RAW DATA:
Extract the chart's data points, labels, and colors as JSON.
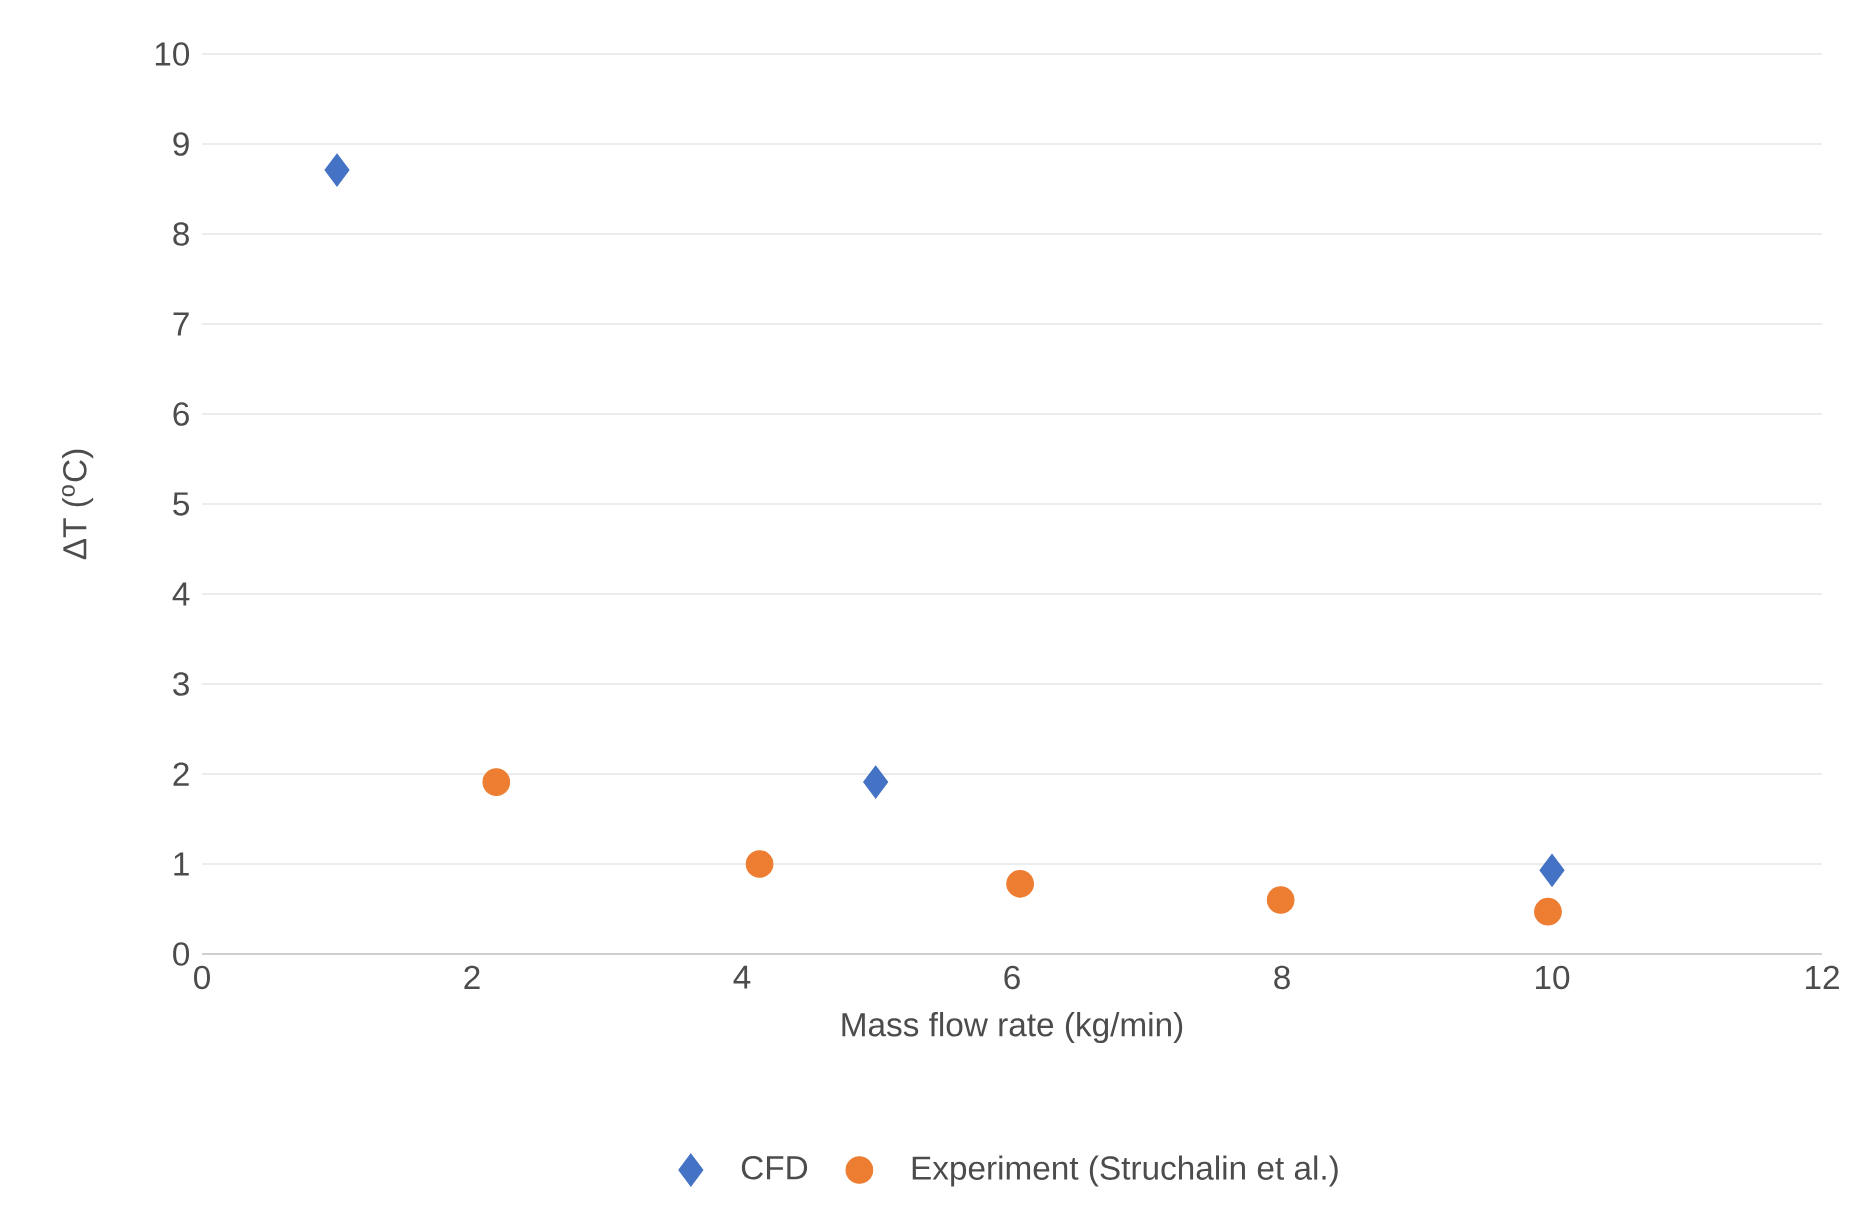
{
  "chart_data": {
    "type": "scatter",
    "xlabel": "Mass flow rate (kg/min)",
    "ylabel": "ΔT ($^{o}$C)",
    "xlim": [
      0,
      12
    ],
    "xticks": [
      0,
      2,
      4,
      6,
      8,
      10,
      12
    ],
    "ylim": [
      0,
      10
    ],
    "yticks": [
      0,
      1,
      2,
      3,
      4,
      5,
      6,
      7,
      8,
      9,
      10
    ],
    "grid": "y",
    "legend": "bottom",
    "series": [
      {
        "name": "CFD",
        "color": "#4472c4",
        "marker": "diamond",
        "x": [
          1.0,
          4.99,
          10.0
        ],
        "values": [
          8.71,
          1.91,
          0.93
        ]
      },
      {
        "name": "Experiment (Struchalin et al.)",
        "color": "#ed7d31",
        "marker": "circle",
        "x": [
          2.18,
          4.13,
          6.06,
          7.99,
          9.97
        ],
        "values": [
          1.91,
          1.0,
          0.78,
          0.6,
          0.47
        ]
      }
    ]
  }
}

INSTRUCTIONS FOR THE TASK: Go through the material above and print all of it exactly, except the pictures.

RIGHT ANSWER:
Extract the chart's data points, labels, and colors as JSON.
{
  "chart_data": {
    "type": "scatter",
    "xlabel": "Mass flow rate (kg/min)",
    "ylabel": "ΔT ($^{o}$C)",
    "xlim": [
      0,
      12
    ],
    "xticks": [
      0,
      2,
      4,
      6,
      8,
      10,
      12
    ],
    "ylim": [
      0,
      10
    ],
    "yticks": [
      0,
      1,
      2,
      3,
      4,
      5,
      6,
      7,
      8,
      9,
      10
    ],
    "grid": "y",
    "legend": "bottom",
    "series": [
      {
        "name": "CFD",
        "color": "#4472c4",
        "marker": "diamond",
        "x": [
          1.0,
          4.99,
          10.0
        ],
        "values": [
          8.71,
          1.91,
          0.93
        ]
      },
      {
        "name": "Experiment (Struchalin et al.)",
        "color": "#ed7d31",
        "marker": "circle",
        "x": [
          2.18,
          4.13,
          6.06,
          7.99,
          9.97
        ],
        "values": [
          1.91,
          1.0,
          0.78,
          0.6,
          0.47
        ]
      }
    ]
  }
}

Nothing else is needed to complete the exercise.